- **EXERCISE DESCRIPTION**
Reproduce the listing below in its entirety. Change nothing.

- **EXCERPTED DATA**
** Begin **
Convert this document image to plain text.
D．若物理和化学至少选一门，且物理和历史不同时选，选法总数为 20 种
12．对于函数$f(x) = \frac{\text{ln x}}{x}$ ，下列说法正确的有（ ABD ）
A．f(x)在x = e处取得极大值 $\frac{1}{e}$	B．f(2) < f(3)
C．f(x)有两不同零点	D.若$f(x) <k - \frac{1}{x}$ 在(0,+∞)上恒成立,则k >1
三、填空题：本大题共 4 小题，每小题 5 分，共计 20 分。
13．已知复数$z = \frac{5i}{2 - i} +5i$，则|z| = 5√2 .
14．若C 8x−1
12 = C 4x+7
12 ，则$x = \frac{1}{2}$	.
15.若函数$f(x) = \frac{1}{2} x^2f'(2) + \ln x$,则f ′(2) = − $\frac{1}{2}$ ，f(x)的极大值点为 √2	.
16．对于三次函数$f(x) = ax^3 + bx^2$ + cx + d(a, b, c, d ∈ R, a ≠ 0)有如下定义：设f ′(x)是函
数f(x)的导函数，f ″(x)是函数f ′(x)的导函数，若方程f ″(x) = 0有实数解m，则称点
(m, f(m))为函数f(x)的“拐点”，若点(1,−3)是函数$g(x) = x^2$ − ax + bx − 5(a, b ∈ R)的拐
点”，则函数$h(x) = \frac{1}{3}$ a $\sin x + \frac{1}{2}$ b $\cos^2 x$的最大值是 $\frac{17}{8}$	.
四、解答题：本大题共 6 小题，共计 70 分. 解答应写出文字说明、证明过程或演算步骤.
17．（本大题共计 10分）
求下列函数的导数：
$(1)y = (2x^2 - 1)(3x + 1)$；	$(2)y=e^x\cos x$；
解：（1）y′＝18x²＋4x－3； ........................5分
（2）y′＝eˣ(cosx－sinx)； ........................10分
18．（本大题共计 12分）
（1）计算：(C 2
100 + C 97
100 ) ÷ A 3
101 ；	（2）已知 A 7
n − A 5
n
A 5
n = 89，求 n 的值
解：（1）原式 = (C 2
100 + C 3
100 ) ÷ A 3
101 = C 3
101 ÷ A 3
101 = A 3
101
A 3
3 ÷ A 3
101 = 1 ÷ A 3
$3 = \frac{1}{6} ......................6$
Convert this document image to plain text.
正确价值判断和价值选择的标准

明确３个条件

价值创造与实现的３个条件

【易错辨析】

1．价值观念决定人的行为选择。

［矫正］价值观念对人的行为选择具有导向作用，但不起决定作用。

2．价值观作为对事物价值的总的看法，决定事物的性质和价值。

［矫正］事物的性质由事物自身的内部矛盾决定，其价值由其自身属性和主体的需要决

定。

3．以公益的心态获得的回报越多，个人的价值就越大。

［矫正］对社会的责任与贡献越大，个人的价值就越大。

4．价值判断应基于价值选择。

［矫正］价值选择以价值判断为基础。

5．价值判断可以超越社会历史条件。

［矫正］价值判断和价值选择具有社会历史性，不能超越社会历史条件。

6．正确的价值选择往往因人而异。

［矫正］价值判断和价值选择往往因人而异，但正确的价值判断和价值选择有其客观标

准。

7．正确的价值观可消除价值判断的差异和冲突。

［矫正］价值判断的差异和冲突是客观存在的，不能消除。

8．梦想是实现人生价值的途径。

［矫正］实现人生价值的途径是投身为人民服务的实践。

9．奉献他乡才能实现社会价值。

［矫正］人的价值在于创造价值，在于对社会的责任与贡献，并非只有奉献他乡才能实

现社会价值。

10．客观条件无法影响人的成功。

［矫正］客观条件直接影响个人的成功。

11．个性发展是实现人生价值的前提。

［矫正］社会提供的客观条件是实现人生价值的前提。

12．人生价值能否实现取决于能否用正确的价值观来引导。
** End **
- **RESULT OF THE EXERCISE**
Convert this document image to plain text.
D．若物理和化学至少选一门，且物理和历史不同时选，选法总数为 20 种
12．对于函数$f(x) = \frac{\text{ln x}}{x}$ ，下列说法正确的有（ ABD ）
A．f(x)在x = e处取得极大值 $\frac{1}{e}$	B．f(2) < f(3)
C．f(x)有两不同零点	D.若$f(x) <k - \frac{1}{x}$ 在(0,+∞)上恒成立,则k >1
三、填空题：本大题共 4 小题，每小题 5 分，共计 20 分。
13．已知复数$z = \frac{5i}{2 - i} +5i$，则|z| = 5√2 .
14．若C 8x−1
12 = C 4x+7
12 ，则$x = \frac{1}{2}$	.
15.若函数$f(x) = \frac{1}{2} x^2f'(2) + \ln x$,则f ′(2) = − $\frac{1}{2}$ ，f(x)的极大值点为 √2	.
16．对于三次函数$f(x) = ax^3 + bx^2$ + cx + d(a, b, c, d ∈ R, a ≠ 0)有如下定义：设f ′(x)是函
数f(x)的导函数，f ″(x)是函数f ′(x)的导函数，若方程f ″(x) = 0有实数解m，则称点
(m, f(m))为函数f(x)的“拐点”，若点(1,−3)是函数$g(x) = x^2$ − ax + bx − 5(a, b ∈ R)的拐
点”，则函数$h(x) = \frac{1}{3}$ a $\sin x + \frac{1}{2}$ b $\cos^2 x$的最大值是 $\frac{17}{8}$	.
四、解答题：本大题共 6 小题，共计 70 分. 解答应写出文字说明、证明过程或演算步骤.
17．（本大题共计 10分）
求下列函数的导数：
$(1)y = (2x^2 - 1)(3x + 1)$；	$(2)y=e^x\cos x$；
解：（1）y′＝18x²＋4x－3； ........................5分
（2）y′＝eˣ(cosx－sinx)； ........................10分
18．（本大题共计 12分）
（1）计算：(C 2
100 + C 97
100 ) ÷ A 3
101 ；	（2）已知 A 7
n − A 5
n
A 5
n = 89，求 n 的值
解：（1）原式 = (C 2
100 + C 3
100 ) ÷ A 3
101 = C 3
101 ÷ A 3
101 = A 3
101
A 3
3 ÷ A 3
101 = 1 ÷ A 3
$3 = \frac{1}{6} ......................6$
Convert this document image to plain text.
正确价值判断和价值选择的标准

明确３个条件

价值创造与实现的３个条件

【易错辨析】

1．价值观念决定人的行为选择。

［矫正］价值观念对人的行为选择具有导向作用，但不起决定作用。

2．价值观作为对事物价值的总的看法，决定事物的性质和价值。

［矫正］事物的性质由事物自身的内部矛盾决定，其价值由其自身属性和主体的需要决

定。

3．以公益的心态获得的回报越多，个人的价值就越大。

［矫正］对社会的责任与贡献越大，个人的价值就越大。

4．价值判断应基于价值选择。

［矫正］价值选择以价值判断为基础。

5．价值判断可以超越社会历史条件。

［矫正］价值判断和价值选择具有社会历史性，不能超越社会历史条件。

6．正确的价值选择往往因人而异。

［矫正］价值判断和价值选择往往因人而异，但正确的价值判断和价值选择有其客观标

准。

7．正确的价值观可消除价值判断的差异和冲突。

［矫正］价值判断的差异和冲突是客观存在的，不能消除。

8．梦想是实现人生价值的途径。

［矫正］实现人生价值的途径是投身为人民服务的实践。

9．奉献他乡才能实现社会价值。

［矫正］人的价值在于创造价值，在于对社会的责任与贡献，并非只有奉献他乡才能实

现社会价值。

10．客观条件无法影响人的成功。

［矫正］客观条件直接影响个人的成功。

11．个性发展是实现人生价值的前提。

［矫正］社会提供的客观条件是实现人生价值的前提。

12．人生价值能否实现取决于能否用正确的价值观来引导。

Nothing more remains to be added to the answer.